* _Supplied material_
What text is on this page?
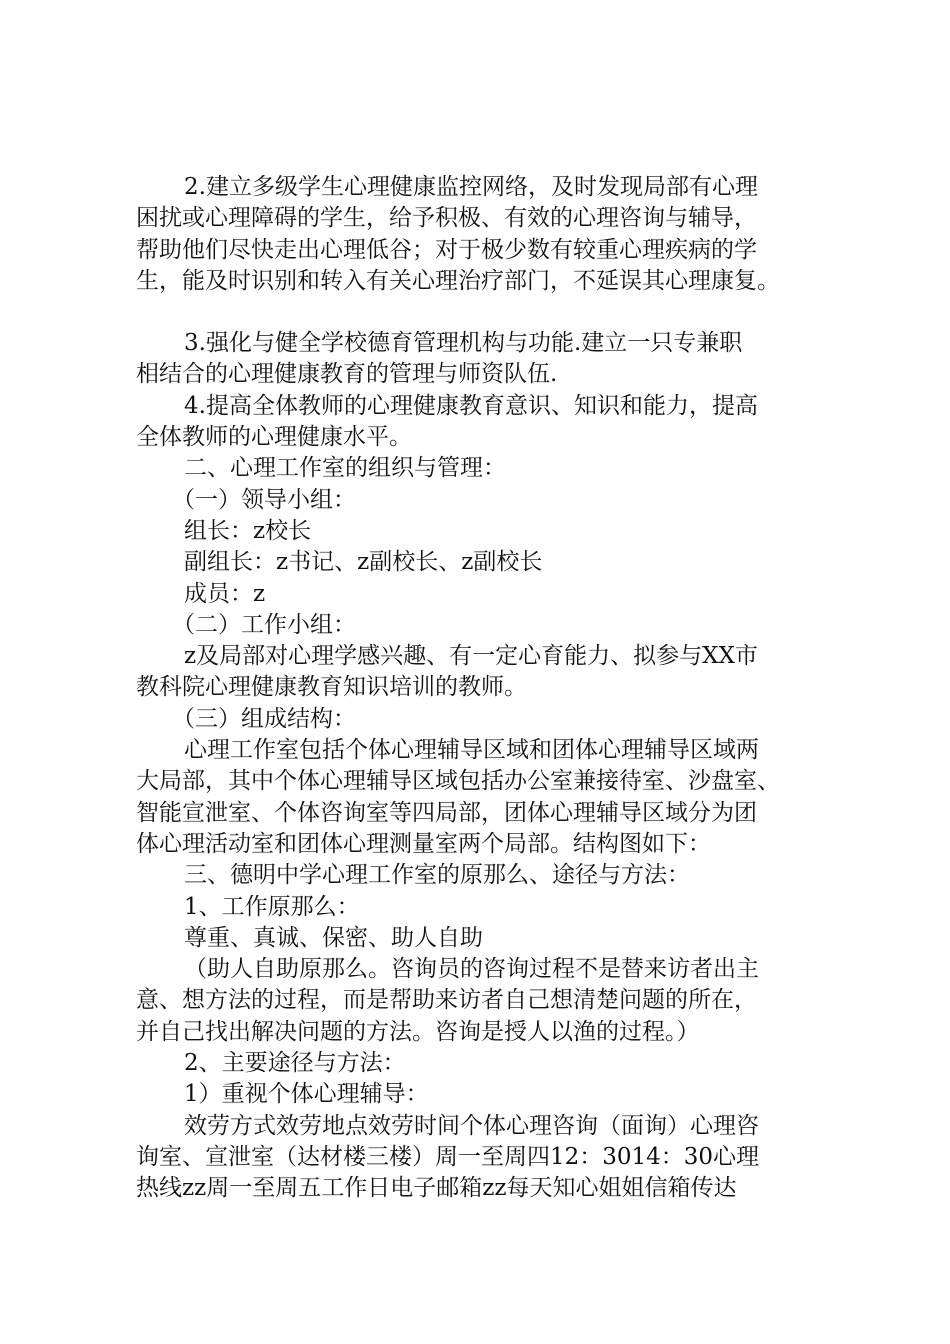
2.建立多级学生心理健康监控网络，及时发现局部有心理

困扰或心理障碍的学生，给予积极、有效的心理咨询与辅导，

帮助他们尽快走出心理低谷；对于极少数有较重心理疾病的学

生，能及时识别和转入有关心理治疗部门，不延误其心理康复。

3.强化与健全学校德育管理机构与功能.建立一只专兼职

相结合的心理健康教育的管理与师资队伍.

4.提高全体教师的心理健康教育意识、知识和能力，提高

全体教师的心理健康水平。

二、心理工作室的组织与管理：

（一）领导小组：

组长：z校长

副组长：z书记、z副校长、z副校长

成员：z

（二）工作小组：

z及局部对心理学感兴趣、有一定心育能力、拟参与XX市

教科院心理健康教育知识培训的教师。

（三）组成结构：

心理工作室包括个体心理辅导区域和团体心理辅导区域两

大局部，其中个体心理辅导区域包括办公室兼接待室、沙盘室、

智能宣泄室、个体咨询室等四局部，团体心理辅导区域分为团

体心理活动室和团体心理测量室两个局部。结构图如下：

三、德明中学心理工作室的原那么、途径与方法：

1、工作原那么：

尊重、真诚、保密、助人自助

（助人自助原那么。咨询员的咨询过程不是替来访者出主

意、想方法的过程，而是帮助来访者自己想清楚问题的所在，

并自己找出解决问题的方法。咨询是授人以渔的过程。）

2、主要途径与方法：

1）重视个体心理辅导：

效劳方式效劳地点效劳时间个体心理咨询（面询）心理咨

询室、宣泄室（达材楼三楼）周一至周四12：3014：30心理

热线zz周一至周五工作日电子邮箱zz每天知心姐姐信箱传达
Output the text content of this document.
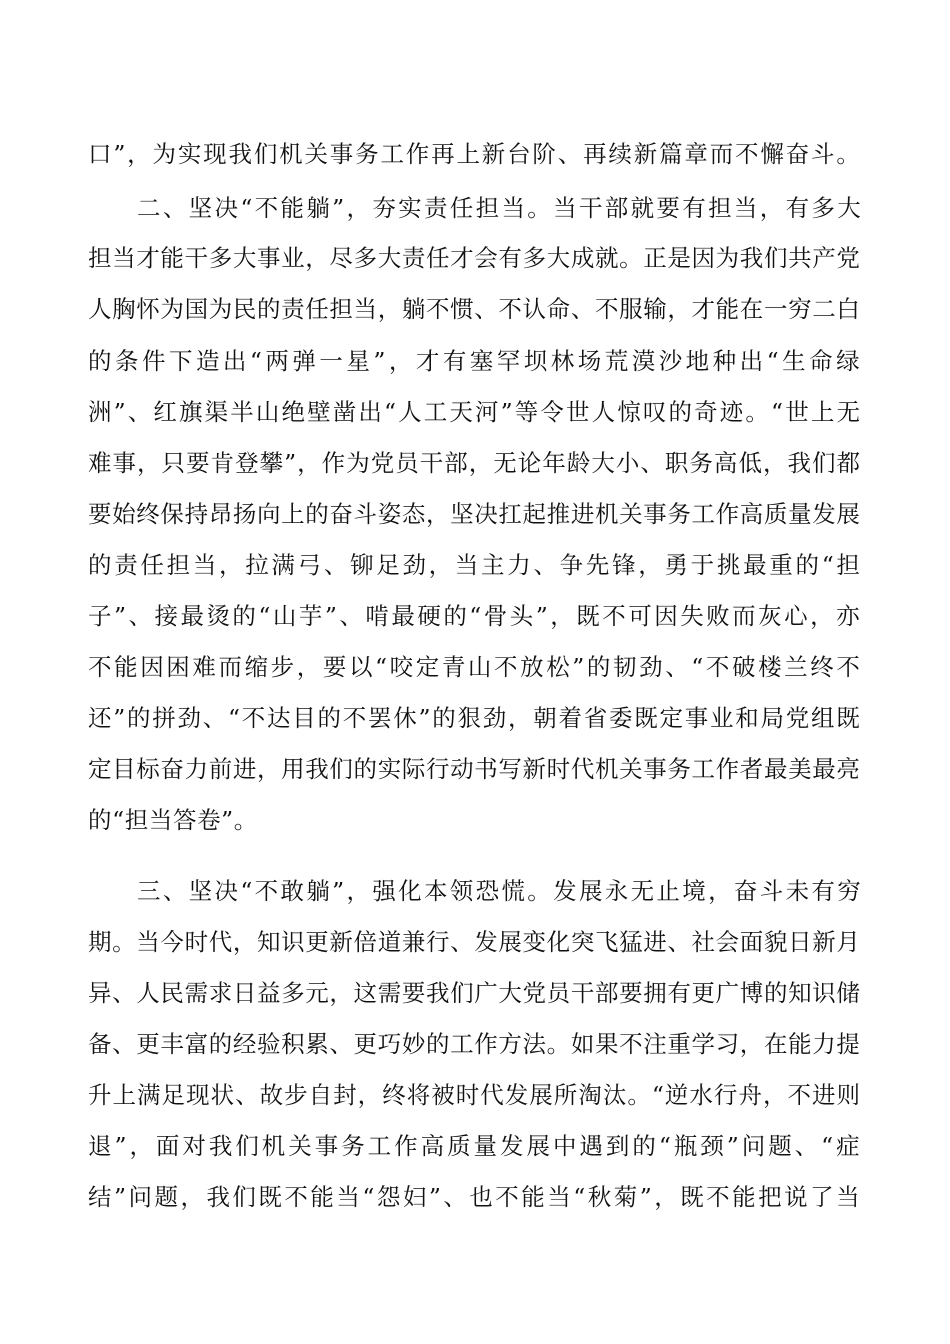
口 ” ， 为 实 现 我 们 机 关 事 务 工 作 再 上 新 台 阶 、 再 续 新 篇 章 而 不 懈 奋 斗 。
二 、 坚 决 “ 不 能 躺 ” ， 夯 实 责 任 担 当 。 当 干 部 就 要 有 担 当 ， 有 多 大
担 当 才 能 干 多 大 事 业 ， 尽 多 大 责 任 才 会 有 多 大 成 就 。 正 是 因 为 我 们 共 产 党
人 胸 怀 为 国 为 民 的 责 任 担 当 ， 躺 不 惯 、 不 认 命 、 不 服 输 ， 才 能 在 一 穷 二 白
的 条 件 下 造 出 “ 两 弹 一 星 ” ， 才 有 塞 罕 坝 林 场 荒 漠 沙 地 种 出 “ 生 命 绿
洲 ” 、 红 旗 渠 半 山 绝 壁 凿 出 “ 人 工 天 河 ” 等 令 世 人 惊 叹 的 奇 迹 。 “ 世 上 无
难 事 ， 只 要 肯 登 攀 ” ， 作 为 党 员 干 部 ， 无 论 年 龄 大 小 、 职 务 高 低 ， 我 们 都
要 始 终 保 持 昂 扬 向 上 的 奋 斗 姿 态 ， 坚 决 扛 起 推 进 机 关 事 务 工 作 高 质 量 发 展
的 责 任 担 当 ， 拉 满 弓 、 铆 足 劲 ， 当 主 力 、 争 先 锋 ， 勇 于 挑 最 重 的 “ 担
子 ” 、 接 最 烫 的 “ 山 芋 ” 、 啃 最 硬 的 “ 骨 头 ” ， 既 不 可 因 失 败 而 灰 心 ， 亦
不 能 因 困 难 而 缩 步 ， 要 以 “ 咬 定 青 山 不 放 松 ” 的 韧 劲 、 “ 不 破 楼 兰 终 不
还 ” 的 拼 劲 、 “ 不 达 目 的 不 罢 休 ” 的 狠 劲 ， 朝 着 省 委 既 定 事 业 和 局 党 组 既
定 目 标 奋 力 前 进 ， 用 我 们 的 实 际 行 动 书 写 新 时 代 机 关 事 务 工 作 者 最 美 最 亮
的 “ 担 当 答 卷 ” 。
三 、 坚 决 “ 不 敢 躺 ” ， 强 化 本 领 恐 慌 。 发 展 永 无 止 境 ， 奋 斗 未 有 穷
期 。 当 今 时 代 ， 知 识 更 新 倍 道 兼 行 、 发 展 变 化 突 飞 猛 进 、 社 会 面 貌 日 新 月
异 、 人 民 需 求 日 益 多 元 ， 这 需 要 我 们 广 大 党 员 干 部 要 拥 有 更 广 博 的 知 识 储
备 、 更 丰 富 的 经 验 积 累 、 更 巧 妙 的 工 作 方 法 。 如 果 不 注 重 学 习 ， 在 能 力 提
升 上 满 足 现 状 、 故 步 自 封 ， 终 将 被 时 代 发 展 所 淘 汰 。 “ 逆 水 行 舟 ， 不 进 则
退 ” ， 面 对 我 们 机 关 事 务 工 作 高 质 量 发 展 中 遇 到 的 “ 瓶 颈 ” 问 题 、 “ 症
结 ” 问 题 ， 我 们 既 不 能 当 “ 怨 妇 ” 、 也 不 能 当 “ 秋 菊 ” ， 既 不 能 把 说 了 当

* _Exercise description_
Return all of the entries exactly as written, but drop any pictures they hold.

* _Solution to the problem_
What text is on this page?
2.建立多级学生心理健康监控网络，及时发现局部有心理

困扰或心理障碍的学生，给予积极、有效的心理咨询与辅导，

帮助他们尽快走出心理低谷；对于极少数有较重心理疾病的学

生，能及时识别和转入有关心理治疗部门，不延误其心理康复。

3.强化与健全学校德育管理机构与功能.建立一只专兼职

相结合的心理健康教育的管理与师资队伍.

4.提高全体教师的心理健康教育意识、知识和能力，提高

全体教师的心理健康水平。

二、心理工作室的组织与管理：

（一）领导小组：

组长：z校长

副组长：z书记、z副校长、z副校长

成员：z

（二）工作小组：

z及局部对心理学感兴趣、有一定心育能力、拟参与XX市

教科院心理健康教育知识培训的教师。

（三）组成结构：

心理工作室包括个体心理辅导区域和团体心理辅导区域两

大局部，其中个体心理辅导区域包括办公室兼接待室、沙盘室、

智能宣泄室、个体咨询室等四局部，团体心理辅导区域分为团

体心理活动室和团体心理测量室两个局部。结构图如下：

三、德明中学心理工作室的原那么、途径与方法：

1、工作原那么：

尊重、真诚、保密、助人自助

（助人自助原那么。咨询员的咨询过程不是替来访者出主

意、想方法的过程，而是帮助来访者自己想清楚问题的所在，

并自己找出解决问题的方法。咨询是授人以渔的过程。）

2、主要途径与方法：

1）重视个体心理辅导：

效劳方式效劳地点效劳时间个体心理咨询（面询）心理咨

询室、宣泄室（达材楼三楼）周一至周四12：3014：30心理

热线zz周一至周五工作日电子邮箱zz每天知心姐姐信箱传达
Output the text content of this document.
口 ” ， 为 实 现 我 们 机 关 事 务 工 作 再 上 新 台 阶 、 再 续 新 篇 章 而 不 懈 奋 斗 。
二 、 坚 决 “ 不 能 躺 ” ， 夯 实 责 任 担 当 。 当 干 部 就 要 有 担 当 ， 有 多 大
担 当 才 能 干 多 大 事 业 ， 尽 多 大 责 任 才 会 有 多 大 成 就 。 正 是 因 为 我 们 共 产 党
人 胸 怀 为 国 为 民 的 责 任 担 当 ， 躺 不 惯 、 不 认 命 、 不 服 输 ， 才 能 在 一 穷 二 白
的 条 件 下 造 出 “ 两 弹 一 星 ” ， 才 有 塞 罕 坝 林 场 荒 漠 沙 地 种 出 “ 生 命 绿
洲 ” 、 红 旗 渠 半 山 绝 壁 凿 出 “ 人 工 天 河 ” 等 令 世 人 惊 叹 的 奇 迹 。 “ 世 上 无
难 事 ， 只 要 肯 登 攀 ” ， 作 为 党 员 干 部 ， 无 论 年 龄 大 小 、 职 务 高 低 ， 我 们 都
要 始 终 保 持 昂 扬 向 上 的 奋 斗 姿 态 ， 坚 决 扛 起 推 进 机 关 事 务 工 作 高 质 量 发 展
的 责 任 担 当 ， 拉 满 弓 、 铆 足 劲 ， 当 主 力 、 争 先 锋 ， 勇 于 挑 最 重 的 “ 担
子 ” 、 接 最 烫 的 “ 山 芋 ” 、 啃 最 硬 的 “ 骨 头 ” ， 既 不 可 因 失 败 而 灰 心 ， 亦
不 能 因 困 难 而 缩 步 ， 要 以 “ 咬 定 青 山 不 放 松 ” 的 韧 劲 、 “ 不 破 楼 兰 终 不
还 ” 的 拼 劲 、 “ 不 达 目 的 不 罢 休 ” 的 狠 劲 ， 朝 着 省 委 既 定 事 业 和 局 党 组 既
定 目 标 奋 力 前 进 ， 用 我 们 的 实 际 行 动 书 写 新 时 代 机 关 事 务 工 作 者 最 美 最 亮
的 “ 担 当 答 卷 ” 。
三 、 坚 决 “ 不 敢 躺 ” ， 强 化 本 领 恐 慌 。 发 展 永 无 止 境 ， 奋 斗 未 有 穷
期 。 当 今 时 代 ， 知 识 更 新 倍 道 兼 行 、 发 展 变 化 突 飞 猛 进 、 社 会 面 貌 日 新 月
异 、 人 民 需 求 日 益 多 元 ， 这 需 要 我 们 广 大 党 员 干 部 要 拥 有 更 广 博 的 知 识 储
备 、 更 丰 富 的 经 验 积 累 、 更 巧 妙 的 工 作 方 法 。 如 果 不 注 重 学 习 ， 在 能 力 提
升 上 满 足 现 状 、 故 步 自 封 ， 终 将 被 时 代 发 展 所 淘 汰 。 “ 逆 水 行 舟 ， 不 进 则
退 ” ， 面 对 我 们 机 关 事 务 工 作 高 质 量 发 展 中 遇 到 的 “ 瓶 颈 ” 问 题 、 “ 症
结 ” 问 题 ， 我 们 既 不 能 当 “ 怨 妇 ” 、 也 不 能 当 “ 秋 菊 ” ， 既 不 能 把 说 了 当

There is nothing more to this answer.